--- begin ---

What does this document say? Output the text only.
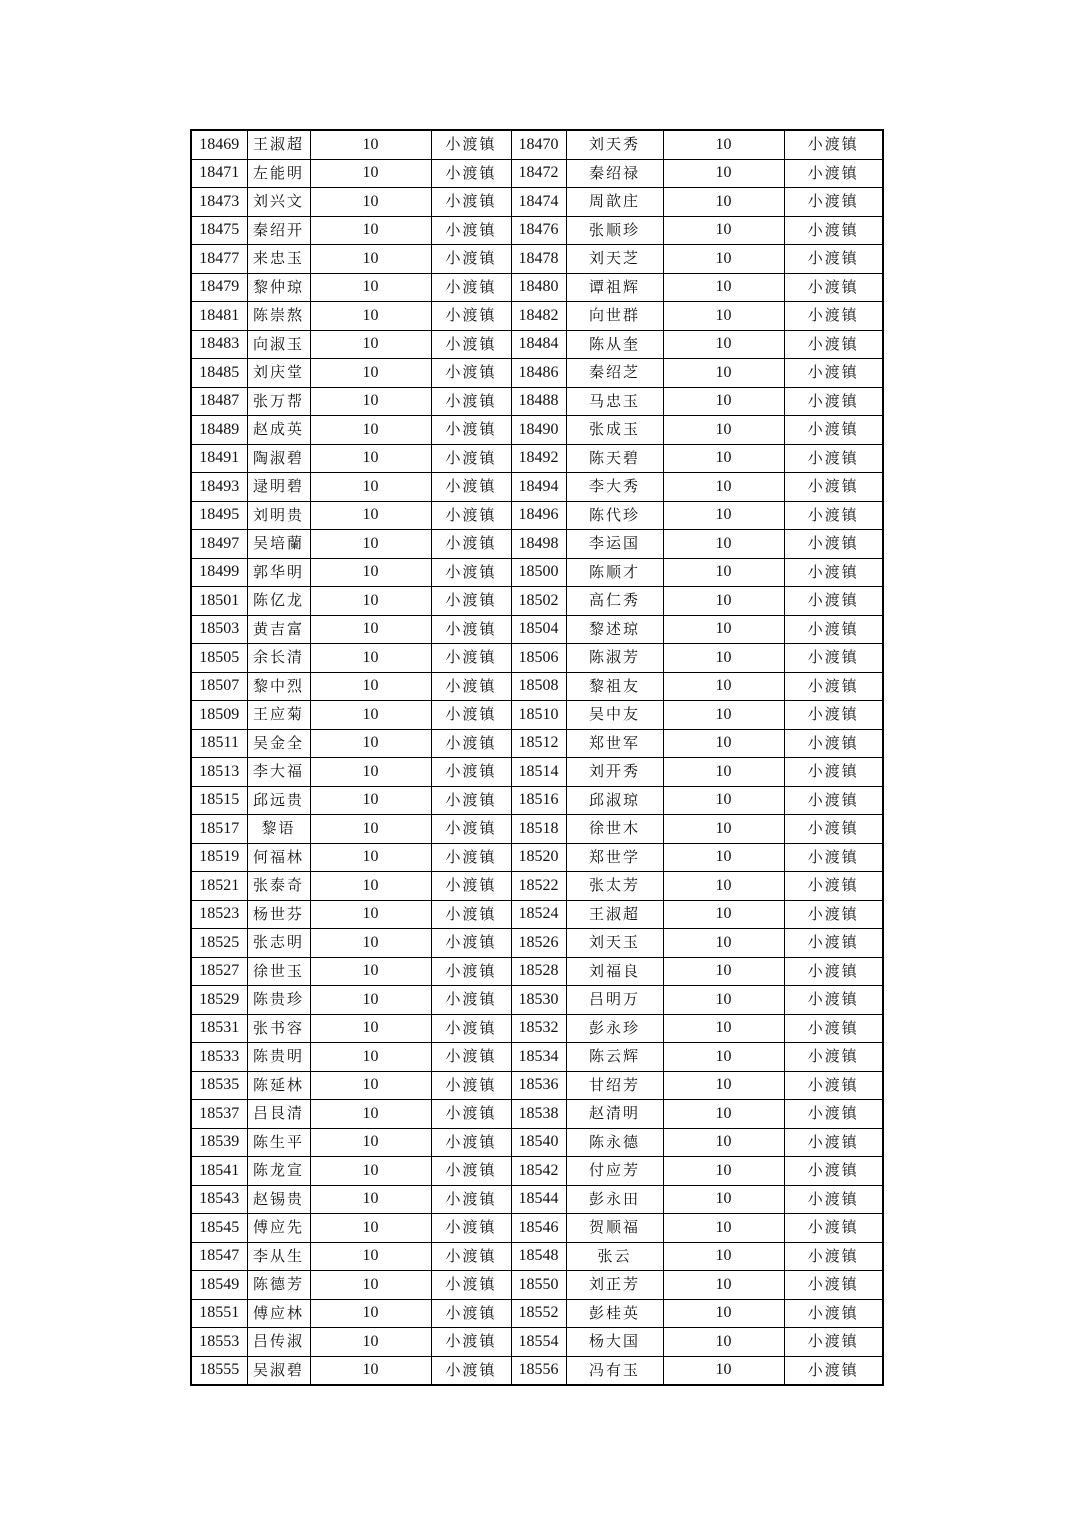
18469	王淑超	10	小渡镇	18470	刘天秀	10	小渡镇
18471	左能明	10	小渡镇	18472	秦绍禄	10	小渡镇
18473	刘兴文	10	小渡镇	18474	周歆庄	10	小渡镇
18475	秦绍开	10	小渡镇	18476	张顺珍	10	小渡镇
18477	来忠玉	10	小渡镇	18478	刘天芝	10	小渡镇
18479	黎仲琼	10	小渡镇	18480	谭祖辉	10	小渡镇
18481	陈崇熬	10	小渡镇	18482	向世群	10	小渡镇
18483	向淑玉	10	小渡镇	18484	陈从奎	10	小渡镇
18485	刘庆堂	10	小渡镇	18486	秦绍芝	10	小渡镇
18487	张万帮	10	小渡镇	18488	马忠玉	10	小渡镇
18489	赵成英	10	小渡镇	18490	张成玉	10	小渡镇
18491	陶淑碧	10	小渡镇	18492	陈天碧	10	小渡镇
18493	逯明碧	10	小渡镇	18494	李大秀	10	小渡镇
18495	刘明贵	10	小渡镇	18496	陈代珍	10	小渡镇
18497	吴培蘭	10	小渡镇	18498	李运国	10	小渡镇
18499	郭华明	10	小渡镇	18500	陈顺才	10	小渡镇
18501	陈亿龙	10	小渡镇	18502	高仁秀	10	小渡镇
18503	黄吉富	10	小渡镇	18504	黎述琼	10	小渡镇
18505	余长清	10	小渡镇	18506	陈淑芳	10	小渡镇
18507	黎中烈	10	小渡镇	18508	黎祖友	10	小渡镇
18509	王应菊	10	小渡镇	18510	吴中友	10	小渡镇
18511	吴金全	10	小渡镇	18512	郑世军	10	小渡镇
18513	李大福	10	小渡镇	18514	刘开秀	10	小渡镇
18515	邱远贵	10	小渡镇	18516	邱淑琼	10	小渡镇
18517	黎语	10	小渡镇	18518	徐世木	10	小渡镇
18519	何福林	10	小渡镇	18520	郑世学	10	小渡镇
18521	张泰奇	10	小渡镇	18522	张太芳	10	小渡镇
18523	杨世芬	10	小渡镇	18524	王淑超	10	小渡镇
18525	张志明	10	小渡镇	18526	刘天玉	10	小渡镇
18527	徐世玉	10	小渡镇	18528	刘福良	10	小渡镇
18529	陈贵珍	10	小渡镇	18530	吕明万	10	小渡镇
18531	张书容	10	小渡镇	18532	彭永珍	10	小渡镇
18533	陈贵明	10	小渡镇	18534	陈云辉	10	小渡镇
18535	陈延林	10	小渡镇	18536	甘绍芳	10	小渡镇
18537	吕艮清	10	小渡镇	18538	赵清明	10	小渡镇
18539	陈生平	10	小渡镇	18540	陈永德	10	小渡镇
18541	陈龙宣	10	小渡镇	18542	付应芳	10	小渡镇
18543	赵锡贵	10	小渡镇	18544	彭永田	10	小渡镇
18545	傅应先	10	小渡镇	18546	贺顺福	10	小渡镇
18547	李从生	10	小渡镇	18548	张云	10	小渡镇
18549	陈德芳	10	小渡镇	18550	刘正芳	10	小渡镇
18551	傅应林	10	小渡镇	18552	彭桂英	10	小渡镇
18553	吕传淑	10	小渡镇	18554	杨大国	10	小渡镇
18555	吴淑碧	10	小渡镇	18556	冯有玉	10	小渡镇
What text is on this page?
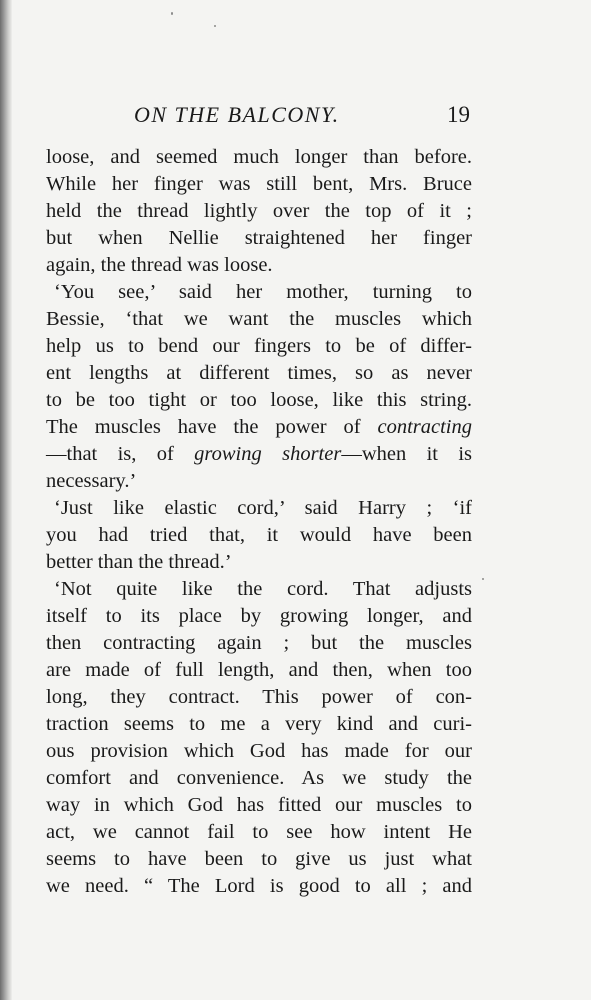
ON THE BALCONY.	19
loose, and seemed much longer than before.
While her finger was still bent, Mrs. Bruce
held the thread lightly over the top of it ;
but when Nellie straightened her finger
again, the thread was loose.
‘You see,’ said her mother, turning to
Bessie, ‘that we want the muscles which
help us to bend our fingers to be of differ-
ent lengths at different times, so as never
to be too tight or too loose, like this string.
The muscles have the power of contracting
—that is, of growing shorter—when it is
necessary.’
‘Just like elastic cord,’ said Harry ; ‘if
you had tried that, it would have been
better than the thread.’
‘Not quite like the cord. That adjusts
itself to its place by growing longer, and
then contracting again ; but the muscles
are made of full length, and then, when too
long, they contract. This power of con-
traction seems to me a very kind and curi-
ous provision which God has made for our
comfort and convenience. As we study the
way in which God has fitted our muscles to
act, we cannot fail to see how intent He
seems to have been to give us just what
we need. “ The Lord is good to all ; and
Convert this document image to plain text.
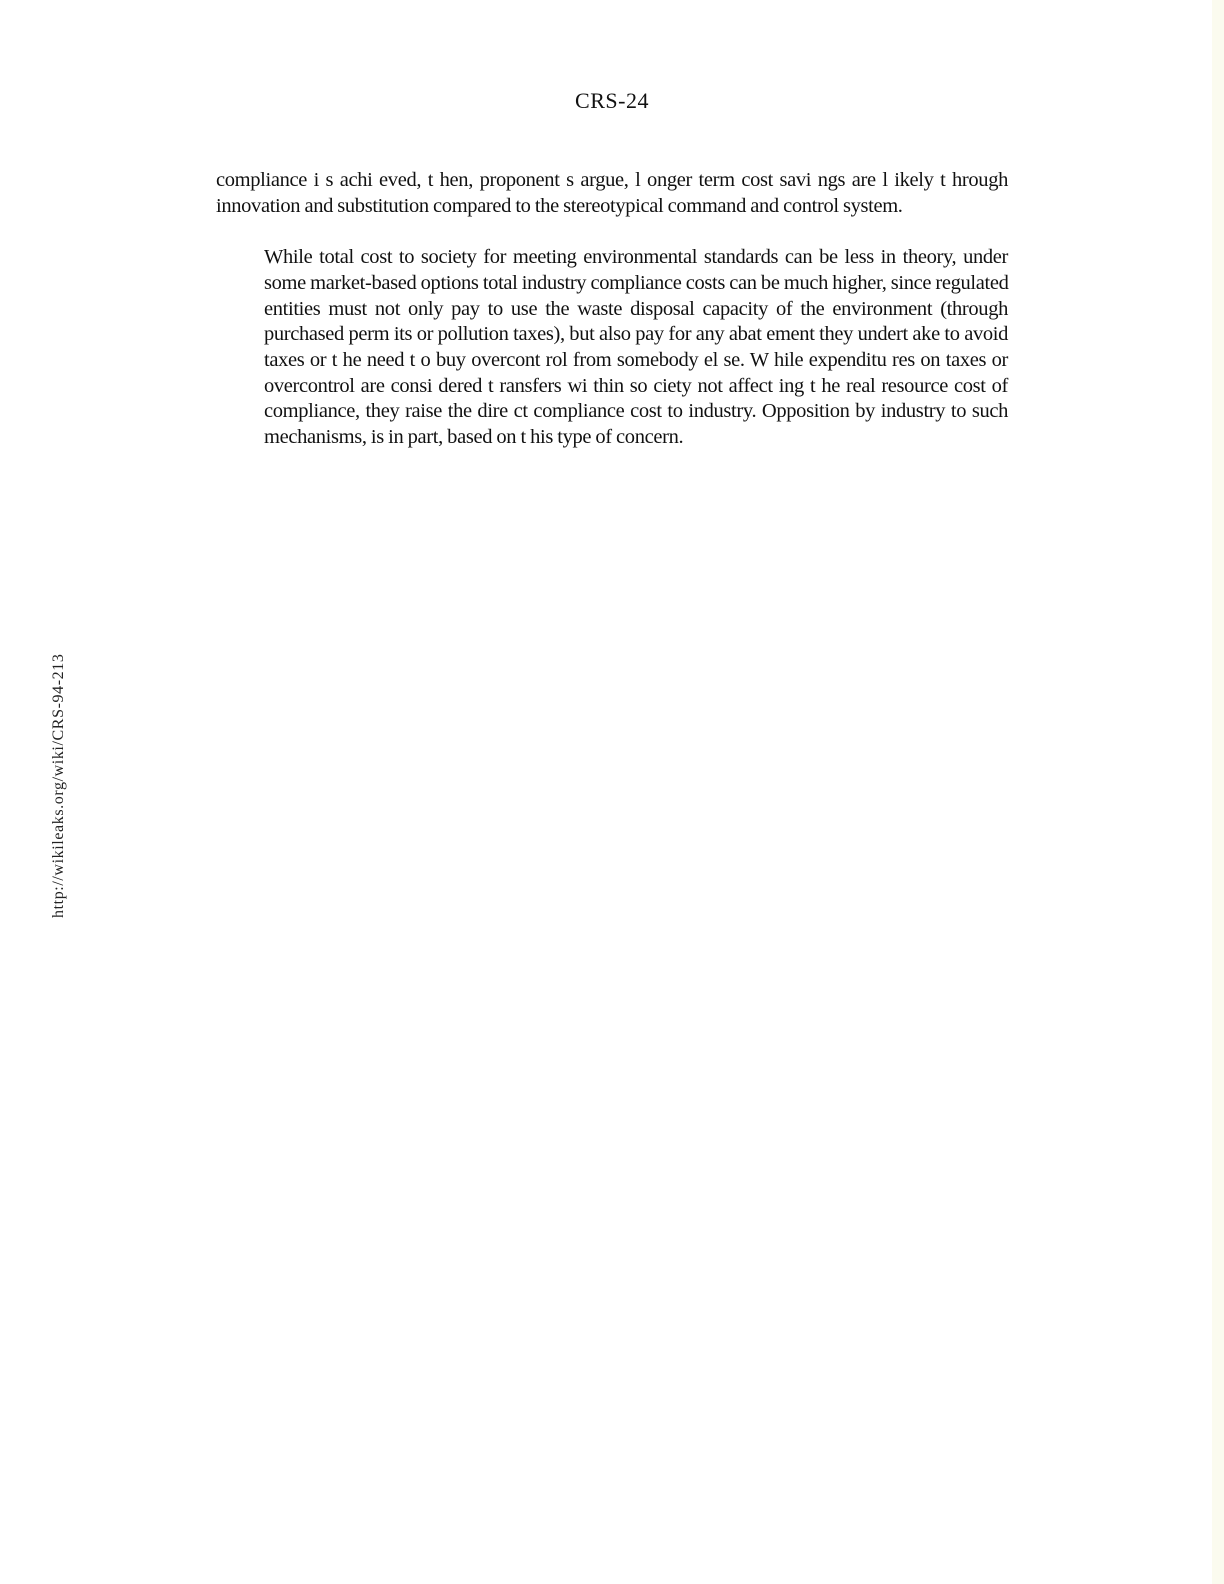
CRS-24

compliance i s achi eved, t hen, proponent s argue, l onger term cost savi ngs are l ikely t hrough
innovation and substitution compared to the stereotypical command and control system.

While total cost to society for meeting environmental standards can be less in theory, under
some market-based options total industry compliance costs can be much higher, since regulated
entities must not only pay to use the waste disposal capacity of the environment (through
purchased perm its or pollution taxes), but also pay for any abat ement they undert ake to avoid
taxes or t he need t o buy overcont rol from somebody el se. W hile expenditu res on taxes or
overcontrol are consi dered t ransfers wi thin so ciety not affect ing t he real resource cost of
compliance, they raise the dire ct compliance cost to industry. Opposition by industry to such
mechanisms, is in part, based on t his type of concern.

http://wikileaks.org/wiki/CRS-94-213
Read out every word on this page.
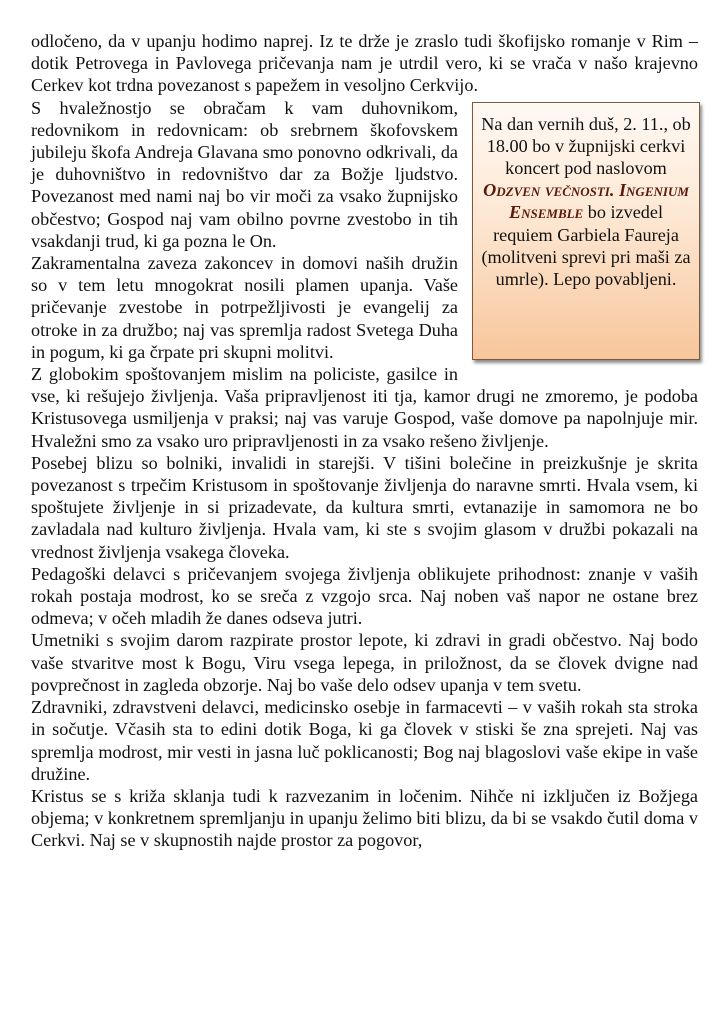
odločeno, da v upanju hodimo naprej. Iz te drže je zraslo tudi škofijsko romanje v Rim – dotik Petrovega in Pavlovega pričevanja nam je utrdil vero, ki se vrača v našo krajevno Cerkev kot trdna povezanost s papežem in vesoljno Cerkvijo.

Na dan vernih duš, 2. 11., ob 18.00 bo v župnijski cerkvi koncert pod naslovom Odzven večnosti. Ingenium Ensemble bo izvedel requiem Garbiela Faureja (molitveni sprevi pri maši za umrle). Lepo povabljeni.

S hvaležnostjo se obračam k vam duhovnikom, redovnikom in redovnicam: ob srebrnem škofovskem jubileju škofa Andreja Glavana smo ponovno odkrivali, da je duhovništvo in redovništvo dar za Božje ljudstvo. Povezanost med nami naj bo vir moči za vsako župnijsko občestvo; Gospod naj vam obilno povrne zvestobo in tih vsakdanji trud, ki ga pozna le On.

Zakramentalna zaveza zakoncev in domovi naših družin so v tem letu mnogokrat nosili plamen upanja. Vaše pričevanje zvestobe in potrpežljivosti je evangelij za otroke in za družbo; naj vas spremlja radost Svetega Duha in pogum, ki ga črpate pri skupni molitvi.

Z globokim spoštovanjem mislim na policiste, gasilce in vse, ki rešujejo življenja. Vaša pripravljenost iti tja, kamor drugi ne zmoremo, je podoba Kristusovega usmiljenja v praksi; naj vas varuje Gospod, vaše domove pa napolnjuje mir. Hvaležni smo za vsako uro pripravljenosti in za vsako rešeno življenje.

Posebej blizu so bolniki, invalidi in starejši. V tišini bolečine in preizkušnje je skrita povezanost s trpečim Kristusom in spoštovanje življenja do naravne smrti. Hvala vsem, ki spoštujete življenje in si prizadevate, da kultura smrti, evtanazije in samomora ne bo zavladala nad kulturo življenja. Hvala vam, ki ste s svojim glasom v družbi pokazali na vrednost življenja vsakega človeka.

Pedagoški delavci s pričevanjem svojega življenja oblikujete prihodnost: znanje v vaših rokah postaja modrost, ko se sreča z vzgojo srca. Naj noben vaš napor ne ostane brez odmeva; v očeh mladih že danes odseva jutri.

Umetniki s svojim darom razpirate prostor lepote, ki zdravi in gradi občestvo. Naj bodo vaše stvaritve most k Bogu, Viru vsega lepega, in priložnost, da se človek dvigne nad povprečnost in zagleda obzorje. Naj bo vaše delo odsev upanja v tem svetu.

Zdravniki, zdravstveni delavci, medicinsko osebje in farmacevti – v vaših rokah sta stroka in sočutje. Včasih sta to edini dotik Boga, ki ga človek v stiski še zna sprejeti. Naj vas spremlja modrost, mir vesti in jasna luč poklicanosti; Bog naj blagoslovi vaše ekipe in vaše družine.

Kristus se s križa sklanja tudi k razvezanim in ločenim. Nihče ni izključen iz Božjega objema; v konkretnem spremljanju in upanju želimo biti blizu, da bi se vsakdo čutil doma v Cerkvi. Naj se v skupnostih najde prostor za pogovor,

--- end ---

● Exercise instructions
In the records above, locate the lines holding the word "page". Copy each of them.

● Task output
What text is on this page?
Read out every word on this page.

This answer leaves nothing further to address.